The examples of detection results from YOLOv3 detector for visible, LWIR and Kinect RGBD scenes in the presence of fog and under partial occlusion are shown in Fig. 6. The first row shows the reference 2D images of visible camera [Fig. 6(a)], LWIR camera [Fig. 6(b)], and Kinect camera [Fig. 6(c)]. Figure 6 (d-l) shows the testing images of partially occluded scene recorded in the presence of dense fog with a scattering coefficient (β = 8.5). The second row is an example of detection results in the visible range [Fig. 6 (d-f)]. It can be noted that the detector for visible range 3D InIm has successfully detected the objects present in the scene as shown in Fig. 6(e-f). The visible range InIm detector also successfully distinguished between similar objects like small kettle (SK) and large kettle (LK). However, due to partial occlusion 2D imaging detector could not detect all the classes present in the image shown in Fig. 6(d). However, objects behind the are identified with visible range 3D InIm reconstructions. In case of thermal and RGBD imaging, the 2D imaging, LWIR 3D InIm [Fig. 6(g-i)] and Kinect RGBD images [Fig. 6 (j-l)] fail to successfully detect all the objects present in the scene.

 figure: Fig. 6.

Fig. 6. Object detection and classification results for various sensors in high dense fog (β = 8.5) and partial occlusion. (a-c) Reference 2D images of the scene for visible, LWIR and Kince camera, repectively. Object detection results of various sensors using the testing dataset are presented in (d)-(l). (d) Visible 2D images in fog fails to detect all the objects, (e-f) successful detection of all classes with 3D InIm in fog in visible range. (g-i) LWIR detection results with (g) thermal 2D image which fails to detect the objects, and (h-i) thermal 3D images which also fails to detect all the objects. (j-l) show the detection results using Kinect RGBD dataset which fails to detect all objects. The classes used in these experiments are CM (cold mannequin), HM (Hot mannequin), LK (Large Kettle), SK (Short Kettle), IRN (Iron), Wrench and Glass (Glass beaker).

Download Full Size | PDF

Performance results for the 2D and 3D InIm with visible and LWIR sensors, as well as Azure Kinect RGBD images are summarized in the following Tables. The LWIR InIm detector (with LWIR camera) and RGBD detector misclassify more classes as compared to visible range InIm detector. This is due to limited contrast and texture information offered by LWIR thermal images, and the other reason is that the image content of LWIR camera depicts the distribution of temperature difference. Therefore, the detector could not distinguish between objects of similar shape and size that may be cold. The depth image of the Azure Kinect camera starts to degrade as the concentration of fog increases, and therefore the visibility of the RGBD image becomes poor. For the experiments performed here in degraded environments, visible range 3D InIm provide improved textural information of objects compared to IR imaging and LiDAR which helps the detector to classify the objects of similar shape and size in the scene. Therefore, the performance of detector for visible range 3D InIm outperforms the performance of detectors for other sensors. Tables 3 and 4 show the quantitative value of the average precision and average miss rates for all detectors in the presence of different levels of fog (β = 1.5 to 10) and partial occlusions. It is noted that visible range 3D InIm of partially occluded objects in fog significantly improves the performance of detector as compared to 2D imaging in case of a visible range imaging system. However, the improvement in detection for LWIR 3D InIm as compared to 2D imaging is not significant. The reason could be that due to poor spatial resolution, the textural information of thermal imaging is not improved even after the reconstruction of 3D imaging.

◆ **To-do list**
1. Quote the passage on object detection in fog, from "figure: Fig. 6." up to and including "Glass (Glass beaker).".
2. Lay out the lines of the records as a Markdown table with the columns Number and Record line, from the line with "- q3-option-a: A．气体分子的平均动能不变: [162, 682, 322, 697]" up to and including the line with "- be-charge-number: 4: [400, 531, 405, 539]". Leave out blank lines, and include only these lines.

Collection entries

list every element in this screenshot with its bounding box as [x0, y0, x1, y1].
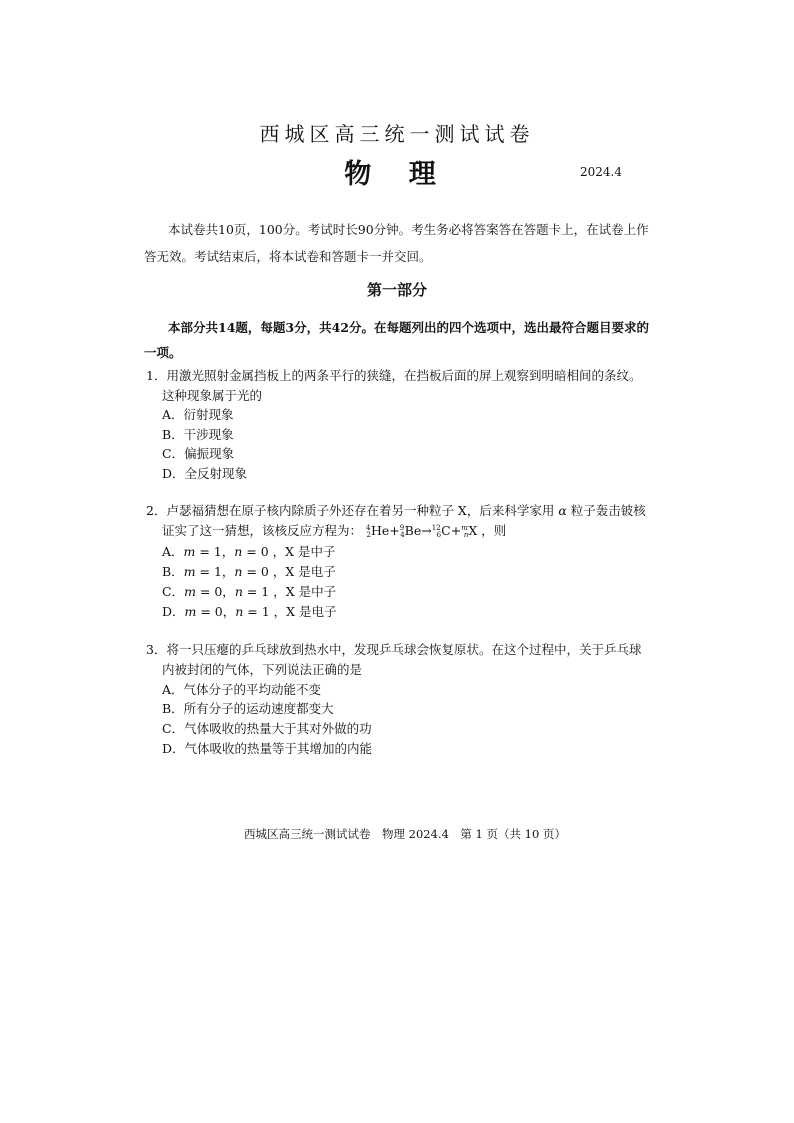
- q3-option-a: A．气体分子的平均动能不变: [162, 682, 322, 697]
- option-label: A．: [162, 544, 184, 559]
- q2-stem-line-2: [162, 521, 506, 539]
- q2-option-a: [162, 542, 336, 560]
- q1-option-c: C．偏振现象: [162, 446, 235, 461]
- plus-2: +: [450, 523, 462, 538]
- value-m: = 1，: [195, 544, 235, 559]
- var-m: m: [183, 544, 196, 559]
- c-mass-number: 12: [431, 524, 441, 532]
- var-n: n: [235, 604, 244, 619]
- section-title: 第一部分: [366, 281, 427, 299]
- value-n: = 0 ，X 是中子: [242, 544, 336, 559]
- be-mass-number: 9: [399, 524, 405, 532]
- option-label: C．: [162, 584, 185, 599]
- page-footer: 西城区高三统一测试试卷 物理 2024.4 第 1 页（共 10 页）: [244, 827, 566, 841]
- q2-stem-line-1: [146, 501, 646, 519]
- q3-option-c: C．气体吸收的热量大于其对外做的功: [162, 721, 372, 736]
- q2-option-c: [162, 582, 336, 600]
- var-m: m: [184, 584, 196, 599]
- value-m: = 0，: [196, 604, 236, 619]
- intro-line-2: 答无效。考试结束后，将本试卷和答题卡一并交回。: [144, 249, 432, 264]
- x-charge-number: n: [463, 531, 469, 539]
- option-label: D．: [162, 604, 185, 619]
- alpha-symbol: α: [558, 503, 567, 518]
- q1-option-d: D．全反射现象: [162, 466, 248, 481]
- he-mass-number: 4: [366, 524, 371, 532]
- plus-1: +: [389, 523, 400, 538]
- value-m: = 0，: [195, 584, 235, 599]
- subject-title: 物 理: [344, 159, 450, 190]
- value-n: = 0 ，X 是电子: [242, 564, 336, 579]
- be-symbol: Be: [404, 523, 422, 538]
- var-m: m: [184, 604, 197, 619]
- q2-option-b: [162, 562, 336, 580]
- exam-date: 2024.4: [580, 165, 622, 179]
- q2-stem-text-c: 证实了这一猜想，该核反应方程为：: [162, 523, 363, 538]
- q2-stem-text-b: 粒子轰击铍核: [566, 503, 646, 518]
- var-n: n: [234, 584, 243, 599]
- value-n: = 1 ，X 是中子: [242, 584, 337, 599]
- x-mass-number: m: [461, 524, 468, 532]
- intro-line-1: 本试卷共10页，100分。考试时长90分钟。考生务必将答案答在答题卡上，在试卷上作: [168, 222, 649, 237]
- q3-option-b: B．所有分子的运动速度都变大: [162, 701, 334, 716]
- q3-stem-line-1: 3．将一只压瘪的乒乓球放到热水中，发现乒乓球会恢复原状。在这个过程中，关于乒乓球: [146, 642, 642, 657]
- be-charge-number: 4: [400, 531, 405, 539]
- q1-option-b: B．干涉现象: [162, 427, 234, 442]
- q2-stem-text-a: 2．卢瑟福猜想在原子核内除质子外还存在着另一种粒子 X，后来科学家用: [146, 503, 559, 518]
- var-n: n: [234, 564, 243, 579]
- value-n: = 1 ，X 是电子: [243, 604, 337, 619]
- var-m: m: [183, 564, 196, 579]
- var-n: n: [234, 544, 243, 559]
- he-symbol: He: [370, 523, 390, 538]
- option-label: B．: [162, 564, 184, 579]
- he-charge-number: 2: [366, 531, 371, 539]
- reaction-arrow: →: [421, 523, 432, 538]
- c-symbol: C: [441, 523, 451, 538]
- q2-option-d: [162, 602, 337, 620]
- q2-stem-text-d: ，则: [481, 523, 507, 538]
- q1-stem-line-1: 1．用激光照射金属挡板上的两条平行的狭缝，在挡板后面的屏上观察到明暗相间的条纹。: [146, 368, 642, 383]
- q3-stem-line-2: 内被封闭的气体，下列说法正确的是: [162, 662, 363, 677]
- q3-option-d: D．气体吸收的热量等于其增加的内能: [162, 741, 373, 756]
- q1-stem-line-2: 这种现象属于光的: [162, 388, 263, 403]
- x-symbol: X: [468, 523, 478, 538]
- section-instruction-1: 本部分共14题，每题3分，共42分。在每题列出的四个选项中，选出最符合题目要求的: [168, 320, 649, 335]
- value-m: = 1，: [195, 564, 235, 579]
- exam-title: 西城区高三统一测试试卷: [259, 122, 535, 146]
- section-instruction-2: 一项。: [144, 345, 182, 360]
- c-charge-number: 6: [436, 531, 442, 539]
- nuclear-equation: [366, 523, 481, 538]
- q1-option-a: A．衍射现象: [162, 407, 234, 422]
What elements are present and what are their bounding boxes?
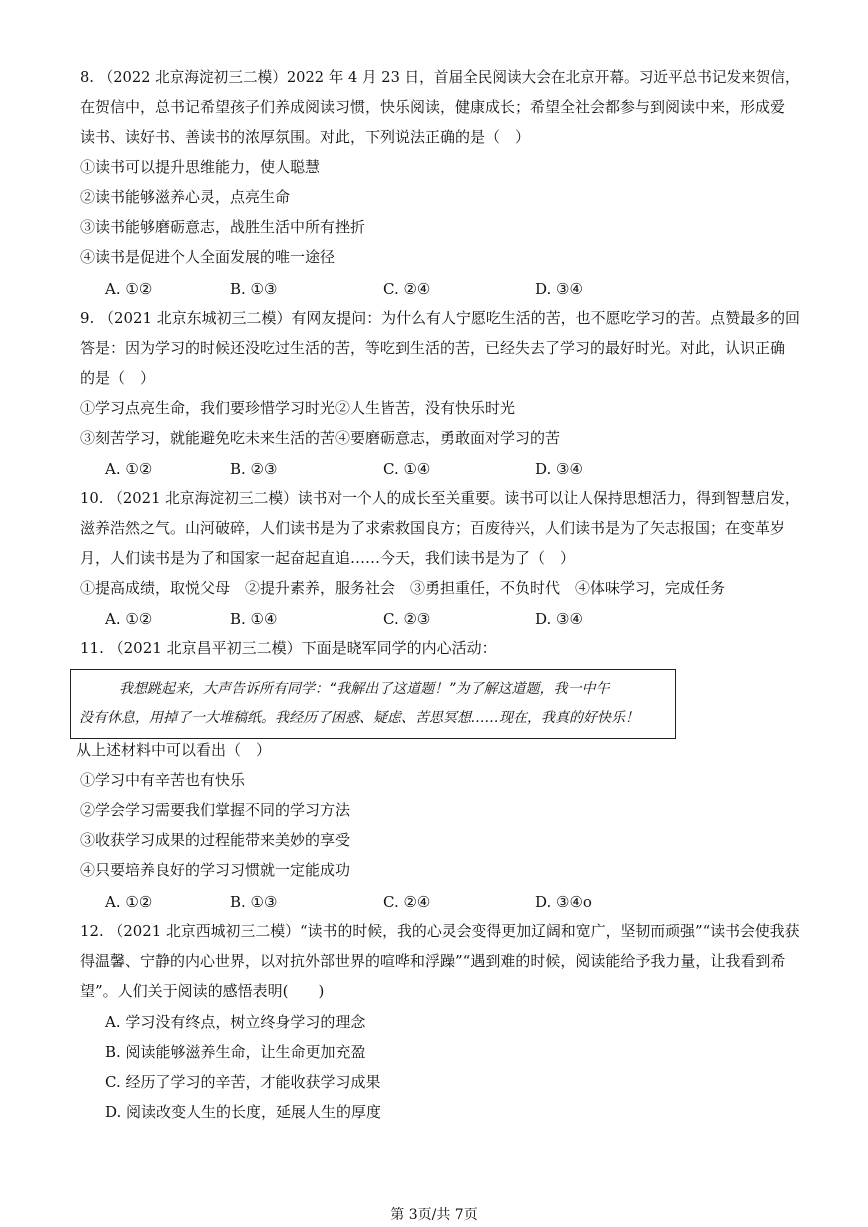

◆ **In response**
1.
figure: Fig. 6.

Fig. 6. Object detection and classification results for various sensors in high dense fog (β = 8.5) and partial occlusion. (a-c) Reference 2D images of the scene for visible, LWIR and Kince camera, repectively. Object detection results of various sensors using the testing dataset are presented in (d)-(l). (d) Visible 2D images in fog fails to detect all the objects, (e-f) successful detection of all classes with 3D InIm in fog in visible range. (g-i) LWIR detection results with (g) thermal 2D image which fails to detect the objects, and (h-i) thermal 3D images which also fails to detect all the objects. (j-l) show the detection results using Kinect RGBD dataset which fails to detect all objects. The classes used in these experiments are CM (cold mannequin), HM (Hot mannequin), LK (Large Kettle), SK (Short Kettle), IRN (Iron), Wrench and Glass (Glass beaker).

2.
| Number | Record line |
|---|---|
| 1 | - q3-option-a: A．气体分子的平均动能不变: [162, 682, 322, 697] |
| 2 | - option-label: A．: [162, 544, 184, 559] |
| 3 | - q2-stem-line-2: [162, 521, 506, 539] |
| 4 | - q2-option-a: [162, 542, 336, 560] |
| 5 | - q1-option-c: C．偏振现象: [162, 446, 235, 461] |
| 6 | - plus-2: +: [450, 523, 462, 538] |
| 7 | - value-m: = 1，: [195, 544, 235, 559] |
| 8 | - var-m: m: [183, 544, 196, 559] |
| 9 | - c-mass-number: 12: [431, 524, 441, 532] |
| 10 | - var-n: n: [235, 604, 244, 619] |
| 11 | - section-title: 第一部分: [366, 281, 427, 299] |
| 12 | - value-n: = 0 ，X 是中子: [242, 544, 336, 559] |
| 13 | - be-mass-number: 9: [399, 524, 405, 532] |
| 14 | - option-label: C．: [162, 584, 185, 599] |
| 15 | - page-footer: 西城区高三统一测试试卷 物理 2024.4 第 1 页（共 10 页）: [244, 827, 566, 841] |
| 16 | - q2-stem-line-1: [146, 501, 646, 519] |
| 17 | - q3-option-c: C．气体吸收的热量大于其对外做的功: [162, 721, 372, 736] |
| 18 | - q2-option-c: [162, 582, 336, 600] |
| 19 | - var-m: m: [184, 584, 196, 599] |
| 20 | - value-m: = 0，: [196, 604, 236, 619] |
| 21 | - intro-line-2: 答无效。考试结束后，将本试卷和答题卡一并交回。: [144, 249, 432, 264] |
| 22 | - x-charge-number: n: [463, 531, 469, 539] |
| 23 | - option-label: D．: [162, 604, 185, 619] |
| 24 | - alpha-symbol: α: [558, 503, 567, 518] |
| 25 | - q1-option-d: D．全反射现象: [162, 466, 248, 481] |
| 26 | - he-mass-number: 4: [366, 524, 371, 532] |
| 27 | - plus-1: +: [389, 523, 400, 538] |
| 28 | - value-m: = 0，: [195, 584, 235, 599] |
| 29 | - subject-title: 物 理: [344, 159, 450, 190] |
| 30 | - value-n: = 0 ，X 是电子: [242, 564, 336, 579] |
| 31 | - be-symbol: Be: [404, 523, 422, 538] |
| 32 | - var-m: m: [184, 604, 197, 619] |
| 33 | - q2-option-b: [162, 562, 336, 580] |
| 34 | - exam-date: 2024.4: [580, 165, 622, 179] |
| 35 | - q2-stem-text-c: 证实了这一猜想，该核反应方程为：: [162, 523, 363, 538] |
| 36 | - q2-stem-text-b: 粒子轰击铍核: [566, 503, 646, 518] |
| 37 | - var-n: n: [234, 584, 243, 599] |
| 38 | - value-n: = 1 ，X 是中子: [242, 584, 337, 599] |
| 39 | - x-mass-number: m: [461, 524, 468, 532] |
| 40 | - intro-line-1: 本试卷共10页，100分。考试时长90分钟。考生务必将答案答在答题卡上，在试卷上作: [168, 222, 649, 237] |
| 41 | - q3-option-b: B．所有分子的运动速度都变大: [162, 701, 334, 716] |
| 42 | - q3-stem-line-1: 3．将一只压瘪的乒乓球放到热水中，发现乒乓球会恢复原状。在这个过程中，关于乒乓球: [146, 642, 642, 657] |
| 43 | - be-charge-number: 4: [400, 531, 405, 539] |